Given instruction:
Every entry must be copied word for word.

Data listing:
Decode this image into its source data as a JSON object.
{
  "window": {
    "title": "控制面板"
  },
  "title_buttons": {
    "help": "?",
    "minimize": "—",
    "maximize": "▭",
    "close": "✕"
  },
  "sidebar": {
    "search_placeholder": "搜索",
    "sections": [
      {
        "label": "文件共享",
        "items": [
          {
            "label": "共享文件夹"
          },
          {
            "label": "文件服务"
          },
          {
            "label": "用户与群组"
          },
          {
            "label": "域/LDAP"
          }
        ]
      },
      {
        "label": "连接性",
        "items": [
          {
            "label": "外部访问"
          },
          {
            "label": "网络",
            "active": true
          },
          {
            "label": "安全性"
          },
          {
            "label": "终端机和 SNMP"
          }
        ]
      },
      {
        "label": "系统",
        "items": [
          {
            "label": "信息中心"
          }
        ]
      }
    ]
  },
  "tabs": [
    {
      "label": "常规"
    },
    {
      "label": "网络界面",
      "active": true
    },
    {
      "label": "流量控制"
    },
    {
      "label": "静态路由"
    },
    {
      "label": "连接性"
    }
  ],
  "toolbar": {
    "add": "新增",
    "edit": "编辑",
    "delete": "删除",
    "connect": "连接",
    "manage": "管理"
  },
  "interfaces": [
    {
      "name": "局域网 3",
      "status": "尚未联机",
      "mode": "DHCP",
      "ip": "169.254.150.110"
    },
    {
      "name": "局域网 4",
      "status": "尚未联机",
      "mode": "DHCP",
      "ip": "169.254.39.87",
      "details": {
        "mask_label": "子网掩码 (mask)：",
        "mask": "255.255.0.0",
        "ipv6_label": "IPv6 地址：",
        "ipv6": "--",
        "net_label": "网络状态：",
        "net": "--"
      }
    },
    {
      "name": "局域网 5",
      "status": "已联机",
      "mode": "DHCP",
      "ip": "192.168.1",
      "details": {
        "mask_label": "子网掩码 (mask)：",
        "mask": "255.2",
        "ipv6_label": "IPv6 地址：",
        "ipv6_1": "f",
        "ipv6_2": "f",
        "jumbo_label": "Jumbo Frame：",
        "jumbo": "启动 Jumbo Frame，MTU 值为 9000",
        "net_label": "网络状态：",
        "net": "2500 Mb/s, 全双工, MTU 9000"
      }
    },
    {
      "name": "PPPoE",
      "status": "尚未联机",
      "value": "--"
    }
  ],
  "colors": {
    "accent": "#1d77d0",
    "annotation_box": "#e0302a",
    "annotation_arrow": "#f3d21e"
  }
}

Solution to this problem:
Decode this image into its source data as a JSON object.
{
  "window": {
    "title": "控制面板"
  },
  "title_buttons": {
    "help": "?",
    "minimize": "—",
    "maximize": "▭",
    "close": "✕"
  },
  "sidebar": {
    "search_placeholder": "搜索",
    "sections": [
      {
        "label": "文件共享",
        "items": [
          {
            "label": "共享文件夹"
          },
          {
            "label": "文件服务"
          },
          {
            "label": "用户与群组"
          },
          {
            "label": "域/LDAP"
          }
        ]
      },
      {
        "label": "连接性",
        "items": [
          {
            "label": "外部访问"
          },
          {
            "label": "网络",
            "active": true
          },
          {
            "label": "安全性"
          },
          {
            "label": "终端机和 SNMP"
          }
        ]
      },
      {
        "label": "系统",
        "items": [
          {
            "label": "信息中心"
          }
        ]
      }
    ]
  },
  "tabs": [
    {
      "label": "常规"
    },
    {
      "label": "网络界面",
      "active": true
    },
    {
      "label": "流量控制"
    },
    {
      "label": "静态路由"
    },
    {
      "label": "连接性"
    }
  ],
  "toolbar": {
    "add": "新增",
    "edit": "编辑",
    "delete": "删除",
    "connect": "连接",
    "manage": "管理"
  },
  "interfaces": [
    {
      "name": "局域网 3",
      "status": "尚未联机",
      "mode": "DHCP",
      "ip": "169.254.150.110"
    },
    {
      "name": "局域网 4",
      "status": "尚未联机",
      "mode": "DHCP",
      "ip": "169.254.39.87",
      "details": {
        "mask_label": "子网掩码 (mask)：",
        "mask": "255.255.0.0",
        "ipv6_label": "IPv6 地址：",
        "ipv6": "--",
        "net_label": "网络状态：",
        "net": "--"
      }
    },
    {
      "name": "局域网 5",
      "status": "已联机",
      "mode": "DHCP",
      "ip": "192.168.1",
      "details": {
        "mask_label": "子网掩码 (mask)：",
        "mask": "255.2",
        "ipv6_label": "IPv6 地址：",
        "ipv6_1": "f",
        "ipv6_2": "f",
        "jumbo_label": "Jumbo Frame：",
        "jumbo": "启动 Jumbo Frame，MTU 值为 9000",
        "net_label": "网络状态：",
        "net": "2500 Mb/s, 全双工, MTU 9000"
      }
    },
    {
      "name": "PPPoE",
      "status": "尚未联机",
      "value": "--"
    }
  ],
  "colors": {
    "accent": "#1d77d0",
    "annotation_box": "#e0302a",
    "annotation_arrow": "#f3d21e"
  }
}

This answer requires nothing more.